**Task instructions**. Can you write out the records below word for word, from the first line through the line containing "882, 1146, 912]", both ends included?

**Extracted records**.
* * * * * * * * *

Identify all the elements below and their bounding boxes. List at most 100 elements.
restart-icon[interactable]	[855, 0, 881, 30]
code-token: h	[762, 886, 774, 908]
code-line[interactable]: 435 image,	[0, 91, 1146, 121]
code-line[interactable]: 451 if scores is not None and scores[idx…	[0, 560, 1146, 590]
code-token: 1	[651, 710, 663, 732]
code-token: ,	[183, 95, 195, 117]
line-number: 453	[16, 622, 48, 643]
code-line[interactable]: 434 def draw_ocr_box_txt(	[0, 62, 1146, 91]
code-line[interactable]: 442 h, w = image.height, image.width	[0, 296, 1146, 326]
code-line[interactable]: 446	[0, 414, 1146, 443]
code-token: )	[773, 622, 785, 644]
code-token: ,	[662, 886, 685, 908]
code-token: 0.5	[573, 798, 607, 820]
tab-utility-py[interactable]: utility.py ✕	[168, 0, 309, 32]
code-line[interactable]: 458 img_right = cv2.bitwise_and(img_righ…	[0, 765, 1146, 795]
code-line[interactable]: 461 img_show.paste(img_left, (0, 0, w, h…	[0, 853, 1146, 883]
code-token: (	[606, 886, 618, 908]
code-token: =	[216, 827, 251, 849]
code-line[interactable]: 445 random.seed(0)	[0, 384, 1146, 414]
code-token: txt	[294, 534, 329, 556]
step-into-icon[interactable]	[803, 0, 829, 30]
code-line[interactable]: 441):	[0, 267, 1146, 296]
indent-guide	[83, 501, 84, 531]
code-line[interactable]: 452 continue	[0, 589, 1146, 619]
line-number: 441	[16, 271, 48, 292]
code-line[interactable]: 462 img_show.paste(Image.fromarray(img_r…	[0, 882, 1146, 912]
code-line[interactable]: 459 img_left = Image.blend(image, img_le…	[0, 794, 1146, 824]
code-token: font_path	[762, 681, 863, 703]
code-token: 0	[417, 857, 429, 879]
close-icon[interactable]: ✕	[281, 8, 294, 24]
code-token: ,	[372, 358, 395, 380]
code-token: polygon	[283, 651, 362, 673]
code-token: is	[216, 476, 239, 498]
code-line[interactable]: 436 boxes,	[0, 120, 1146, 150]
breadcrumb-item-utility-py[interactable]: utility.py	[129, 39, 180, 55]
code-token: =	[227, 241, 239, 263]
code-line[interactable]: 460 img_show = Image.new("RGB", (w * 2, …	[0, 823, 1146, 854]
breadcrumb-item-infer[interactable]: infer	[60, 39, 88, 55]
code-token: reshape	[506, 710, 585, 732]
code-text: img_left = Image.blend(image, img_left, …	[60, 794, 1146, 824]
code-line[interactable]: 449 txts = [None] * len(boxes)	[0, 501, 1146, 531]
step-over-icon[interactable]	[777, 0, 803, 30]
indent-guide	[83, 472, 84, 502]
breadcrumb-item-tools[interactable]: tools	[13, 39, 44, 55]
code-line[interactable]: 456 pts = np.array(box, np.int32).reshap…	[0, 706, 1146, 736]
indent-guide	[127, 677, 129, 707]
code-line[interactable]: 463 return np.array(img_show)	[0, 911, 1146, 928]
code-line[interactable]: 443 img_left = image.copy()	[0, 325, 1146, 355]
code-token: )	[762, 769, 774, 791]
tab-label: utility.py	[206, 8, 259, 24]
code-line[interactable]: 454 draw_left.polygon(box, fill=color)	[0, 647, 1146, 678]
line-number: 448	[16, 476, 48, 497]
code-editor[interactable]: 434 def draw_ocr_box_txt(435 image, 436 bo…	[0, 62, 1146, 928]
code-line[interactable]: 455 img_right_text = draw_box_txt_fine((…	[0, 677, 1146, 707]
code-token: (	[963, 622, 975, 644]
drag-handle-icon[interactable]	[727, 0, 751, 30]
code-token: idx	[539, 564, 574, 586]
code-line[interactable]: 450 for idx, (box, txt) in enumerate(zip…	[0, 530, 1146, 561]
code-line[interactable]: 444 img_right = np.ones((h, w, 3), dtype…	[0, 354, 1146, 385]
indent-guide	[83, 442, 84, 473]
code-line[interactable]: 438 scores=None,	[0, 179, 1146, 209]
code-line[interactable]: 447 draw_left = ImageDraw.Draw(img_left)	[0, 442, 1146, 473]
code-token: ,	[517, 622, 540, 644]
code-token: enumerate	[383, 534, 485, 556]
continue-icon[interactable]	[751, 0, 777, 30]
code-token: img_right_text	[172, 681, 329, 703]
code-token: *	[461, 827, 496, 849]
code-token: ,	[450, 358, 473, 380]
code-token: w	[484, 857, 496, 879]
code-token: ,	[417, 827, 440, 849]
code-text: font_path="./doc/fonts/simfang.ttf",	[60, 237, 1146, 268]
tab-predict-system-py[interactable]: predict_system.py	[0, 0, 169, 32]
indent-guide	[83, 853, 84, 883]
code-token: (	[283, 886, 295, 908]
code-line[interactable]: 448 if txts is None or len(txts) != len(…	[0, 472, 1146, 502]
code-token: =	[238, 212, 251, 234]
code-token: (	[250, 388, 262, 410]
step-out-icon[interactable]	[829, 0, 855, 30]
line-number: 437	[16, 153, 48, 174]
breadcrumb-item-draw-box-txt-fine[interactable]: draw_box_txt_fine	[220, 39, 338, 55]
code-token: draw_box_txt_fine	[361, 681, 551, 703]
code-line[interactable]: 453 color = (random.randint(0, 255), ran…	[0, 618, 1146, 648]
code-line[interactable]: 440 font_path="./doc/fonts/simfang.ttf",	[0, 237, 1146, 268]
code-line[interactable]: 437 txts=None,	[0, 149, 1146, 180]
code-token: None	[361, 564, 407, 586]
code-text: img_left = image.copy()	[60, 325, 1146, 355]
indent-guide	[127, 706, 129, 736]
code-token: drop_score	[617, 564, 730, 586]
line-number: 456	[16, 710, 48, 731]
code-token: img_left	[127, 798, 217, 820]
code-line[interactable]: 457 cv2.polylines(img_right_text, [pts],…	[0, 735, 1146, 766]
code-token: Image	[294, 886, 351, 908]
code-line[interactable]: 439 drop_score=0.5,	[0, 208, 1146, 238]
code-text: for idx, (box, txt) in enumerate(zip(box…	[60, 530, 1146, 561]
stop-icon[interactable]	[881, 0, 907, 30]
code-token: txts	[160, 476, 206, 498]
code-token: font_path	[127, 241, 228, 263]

* * * * * * * * *

**Exercise answer**.
Identify all the elements below and their bounding boxes. List at most 100 elements.
restart-icon[interactable]	[855, 0, 881, 30]
code-token: h	[762, 886, 774, 908]
code-line[interactable]: 435 image,	[0, 91, 1146, 121]
code-line[interactable]: 451 if scores is not None and scores[idx…	[0, 560, 1146, 590]
code-token: 1	[651, 710, 663, 732]
code-token: ,	[183, 95, 195, 117]
line-number: 453	[16, 622, 48, 643]
code-line[interactable]: 434 def draw_ocr_box_txt(	[0, 62, 1146, 91]
code-line[interactable]: 442 h, w = image.height, image.width	[0, 296, 1146, 326]
code-line[interactable]: 446	[0, 414, 1146, 443]
code-token: )	[773, 622, 785, 644]
code-token: ,	[662, 886, 685, 908]
code-token: 0.5	[573, 798, 607, 820]
tab-utility-py[interactable]: utility.py ✕	[168, 0, 309, 32]
code-line[interactable]: 458 img_right = cv2.bitwise_and(img_righ…	[0, 765, 1146, 795]
code-line[interactable]: 461 img_show.paste(img_left, (0, 0, w, h…	[0, 853, 1146, 883]
code-token: (	[606, 886, 618, 908]
code-token: =	[216, 827, 251, 849]
code-line[interactable]: 445 random.seed(0)	[0, 384, 1146, 414]
code-token: txt	[294, 534, 329, 556]
step-into-icon[interactable]	[803, 0, 829, 30]
code-line[interactable]: 441):	[0, 267, 1146, 296]
indent-guide	[83, 501, 84, 531]
code-line[interactable]: 452 continue	[0, 589, 1146, 619]
line-number: 441	[16, 271, 48, 292]
code-line[interactable]: 462 img_show.paste(Image.fromarray(img_r…	[0, 882, 1146, 912]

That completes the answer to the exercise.